SET PROBLEM: Take the material below and retype it in full; pictures are left out.

EXTRACTED MATERIAL:
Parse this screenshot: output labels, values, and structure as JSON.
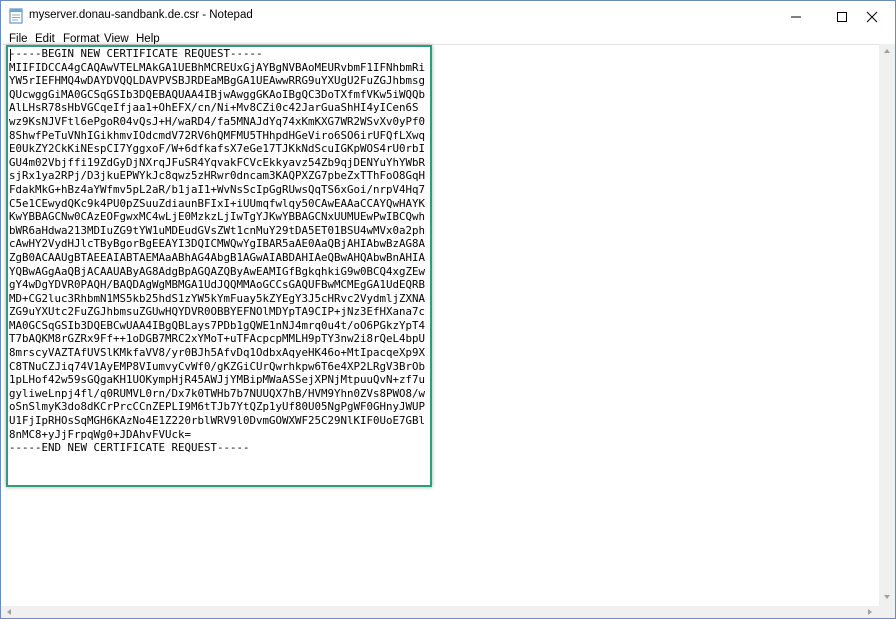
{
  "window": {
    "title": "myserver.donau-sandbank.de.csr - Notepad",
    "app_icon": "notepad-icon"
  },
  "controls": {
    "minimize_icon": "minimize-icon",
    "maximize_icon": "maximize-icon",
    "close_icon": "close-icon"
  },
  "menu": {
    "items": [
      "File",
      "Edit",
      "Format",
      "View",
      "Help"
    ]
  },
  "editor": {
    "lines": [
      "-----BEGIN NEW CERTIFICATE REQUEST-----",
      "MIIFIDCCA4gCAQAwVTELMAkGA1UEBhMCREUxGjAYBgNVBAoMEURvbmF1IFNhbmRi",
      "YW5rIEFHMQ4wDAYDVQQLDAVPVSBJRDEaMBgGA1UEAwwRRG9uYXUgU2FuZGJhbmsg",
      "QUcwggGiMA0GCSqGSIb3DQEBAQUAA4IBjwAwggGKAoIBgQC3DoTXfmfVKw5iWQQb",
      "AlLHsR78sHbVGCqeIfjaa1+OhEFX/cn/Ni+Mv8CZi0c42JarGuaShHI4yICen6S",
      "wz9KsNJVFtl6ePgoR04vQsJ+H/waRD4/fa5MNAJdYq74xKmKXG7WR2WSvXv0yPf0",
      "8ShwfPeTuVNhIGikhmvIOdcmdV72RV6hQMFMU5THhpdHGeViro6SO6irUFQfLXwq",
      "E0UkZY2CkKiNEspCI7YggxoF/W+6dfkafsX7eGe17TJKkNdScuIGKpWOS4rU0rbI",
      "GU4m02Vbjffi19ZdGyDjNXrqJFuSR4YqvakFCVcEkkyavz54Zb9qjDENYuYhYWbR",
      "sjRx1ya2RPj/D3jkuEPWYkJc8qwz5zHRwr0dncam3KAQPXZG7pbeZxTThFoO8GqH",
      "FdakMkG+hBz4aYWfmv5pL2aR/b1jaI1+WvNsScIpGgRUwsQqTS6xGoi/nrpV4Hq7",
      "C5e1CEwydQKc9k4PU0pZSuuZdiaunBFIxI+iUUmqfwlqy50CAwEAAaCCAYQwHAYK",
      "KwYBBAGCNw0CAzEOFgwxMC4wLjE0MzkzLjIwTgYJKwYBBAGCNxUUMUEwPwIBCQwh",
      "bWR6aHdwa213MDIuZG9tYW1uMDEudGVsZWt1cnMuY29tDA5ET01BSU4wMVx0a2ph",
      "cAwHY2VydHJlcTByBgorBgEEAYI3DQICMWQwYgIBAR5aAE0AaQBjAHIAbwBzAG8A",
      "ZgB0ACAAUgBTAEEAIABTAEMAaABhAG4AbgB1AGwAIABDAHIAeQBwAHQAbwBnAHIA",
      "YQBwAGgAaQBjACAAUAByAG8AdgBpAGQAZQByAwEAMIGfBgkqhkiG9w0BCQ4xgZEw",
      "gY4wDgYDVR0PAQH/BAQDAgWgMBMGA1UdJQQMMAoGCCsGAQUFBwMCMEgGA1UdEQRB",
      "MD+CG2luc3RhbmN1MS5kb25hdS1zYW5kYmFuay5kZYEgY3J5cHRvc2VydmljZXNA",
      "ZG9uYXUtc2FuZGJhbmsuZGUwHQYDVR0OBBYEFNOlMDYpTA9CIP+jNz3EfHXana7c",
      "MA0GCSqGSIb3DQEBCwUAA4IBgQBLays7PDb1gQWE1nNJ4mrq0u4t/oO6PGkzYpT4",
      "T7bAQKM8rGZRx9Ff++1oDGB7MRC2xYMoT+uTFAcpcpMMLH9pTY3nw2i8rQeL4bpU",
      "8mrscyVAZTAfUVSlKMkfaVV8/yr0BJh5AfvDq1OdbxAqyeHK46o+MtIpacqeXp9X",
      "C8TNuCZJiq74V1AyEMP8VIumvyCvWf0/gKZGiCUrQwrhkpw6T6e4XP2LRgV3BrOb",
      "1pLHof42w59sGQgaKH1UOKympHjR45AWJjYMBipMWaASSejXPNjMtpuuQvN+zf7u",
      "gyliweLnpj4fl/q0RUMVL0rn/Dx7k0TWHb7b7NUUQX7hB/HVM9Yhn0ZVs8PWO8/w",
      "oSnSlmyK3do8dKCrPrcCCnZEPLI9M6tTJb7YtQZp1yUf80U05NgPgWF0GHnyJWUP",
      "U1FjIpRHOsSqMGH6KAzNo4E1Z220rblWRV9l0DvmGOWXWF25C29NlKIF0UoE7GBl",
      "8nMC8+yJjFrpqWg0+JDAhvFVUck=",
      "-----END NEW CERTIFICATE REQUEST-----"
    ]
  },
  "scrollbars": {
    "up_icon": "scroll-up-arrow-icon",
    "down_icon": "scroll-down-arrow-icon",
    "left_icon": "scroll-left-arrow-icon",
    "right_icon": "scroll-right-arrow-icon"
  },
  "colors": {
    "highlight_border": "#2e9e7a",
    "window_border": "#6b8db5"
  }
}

SOLVED PROBLEM:
Parse this screenshot: output labels, values, and structure as JSON.
{
  "window": {
    "title": "myserver.donau-sandbank.de.csr - Notepad",
    "app_icon": "notepad-icon"
  },
  "controls": {
    "minimize_icon": "minimize-icon",
    "maximize_icon": "maximize-icon",
    "close_icon": "close-icon"
  },
  "menu": {
    "items": [
      "File",
      "Edit",
      "Format",
      "View",
      "Help"
    ]
  },
  "editor": {
    "lines": [
      "-----BEGIN NEW CERTIFICATE REQUEST-----",
      "MIIFIDCCA4gCAQAwVTELMAkGA1UEBhMCREUxGjAYBgNVBAoMEURvbmF1IFNhbmRi",
      "YW5rIEFHMQ4wDAYDVQQLDAVPVSBJRDEaMBgGA1UEAwwRRG9uYXUgU2FuZGJhbmsg",
      "QUcwggGiMA0GCSqGSIb3DQEBAQUAA4IBjwAwggGKAoIBgQC3DoTXfmfVKw5iWQQb",
      "AlLHsR78sHbVGCqeIfjaa1+OhEFX/cn/Ni+Mv8CZi0c42JarGuaShHI4yICen6S",
      "wz9KsNJVFtl6ePgoR04vQsJ+H/waRD4/fa5MNAJdYq74xKmKXG7WR2WSvXv0yPf0",
      "8ShwfPeTuVNhIGikhmvIOdcmdV72RV6hQMFMU5THhpdHGeViro6SO6irUFQfLXwq",
      "E0UkZY2CkKiNEspCI7YggxoF/W+6dfkafsX7eGe17TJKkNdScuIGKpWOS4rU0rbI",
      "GU4m02Vbjffi19ZdGyDjNXrqJFuSR4YqvakFCVcEkkyavz54Zb9qjDENYuYhYWbR",
      "sjRx1ya2RPj/D3jkuEPWYkJc8qwz5zHRwr0dncam3KAQPXZG7pbeZxTThFoO8GqH",
      "FdakMkG+hBz4aYWfmv5pL2aR/b1jaI1+WvNsScIpGgRUwsQqTS6xGoi/nrpV4Hq7",
      "C5e1CEwydQKc9k4PU0pZSuuZdiaunBFIxI+iUUmqfwlqy50CAwEAAaCCAYQwHAYK",
      "KwYBBAGCNw0CAzEOFgwxMC4wLjE0MzkzLjIwTgYJKwYBBAGCNxUUMUEwPwIBCQwh",
      "bWR6aHdwa213MDIuZG9tYW1uMDEudGVsZWt1cnMuY29tDA5ET01BSU4wMVx0a2ph",
      "cAwHY2VydHJlcTByBgorBgEEAYI3DQICMWQwYgIBAR5aAE0AaQBjAHIAbwBzAG8A",
      "ZgB0ACAAUgBTAEEAIABTAEMAaABhAG4AbgB1AGwAIABDAHIAeQBwAHQAbwBnAHIA",
      "YQBwAGgAaQBjACAAUAByAG8AdgBpAGQAZQByAwEAMIGfBgkqhkiG9w0BCQ4xgZEw",
      "gY4wDgYDVR0PAQH/BAQDAgWgMBMGA1UdJQQMMAoGCCsGAQUFBwMCMEgGA1UdEQRB",
      "MD+CG2luc3RhbmN1MS5kb25hdS1zYW5kYmFuay5kZYEgY3J5cHRvc2VydmljZXNA",
      "ZG9uYXUtc2FuZGJhbmsuZGUwHQYDVR0OBBYEFNOlMDYpTA9CIP+jNz3EfHXana7c",
      "MA0GCSqGSIb3DQEBCwUAA4IBgQBLays7PDb1gQWE1nNJ4mrq0u4t/oO6PGkzYpT4",
      "T7bAQKM8rGZRx9Ff++1oDGB7MRC2xYMoT+uTFAcpcpMMLH9pTY3nw2i8rQeL4bpU",
      "8mrscyVAZTAfUVSlKMkfaVV8/yr0BJh5AfvDq1OdbxAqyeHK46o+MtIpacqeXp9X",
      "C8TNuCZJiq74V1AyEMP8VIumvyCvWf0/gKZGiCUrQwrhkpw6T6e4XP2LRgV3BrOb",
      "1pLHof42w59sGQgaKH1UOKympHjR45AWJjYMBipMWaASSejXPNjMtpuuQvN+zf7u",
      "gyliweLnpj4fl/q0RUMVL0rn/Dx7k0TWHb7b7NUUQX7hB/HVM9Yhn0ZVs8PWO8/w",
      "oSnSlmyK3do8dKCrPrcCCnZEPLI9M6tTJb7YtQZp1yUf80U05NgPgWF0GHnyJWUP",
      "U1FjIpRHOsSqMGH6KAzNo4E1Z220rblWRV9l0DvmGOWXWF25C29NlKIF0UoE7GBl",
      "8nMC8+yJjFrpqWg0+JDAhvFVUck=",
      "-----END NEW CERTIFICATE REQUEST-----"
    ]
  },
  "scrollbars": {
    "up_icon": "scroll-up-arrow-icon",
    "down_icon": "scroll-down-arrow-icon",
    "left_icon": "scroll-left-arrow-icon",
    "right_icon": "scroll-right-arrow-icon"
  },
  "colors": {
    "highlight_border": "#2e9e7a",
    "window_border": "#6b8db5"
  }
}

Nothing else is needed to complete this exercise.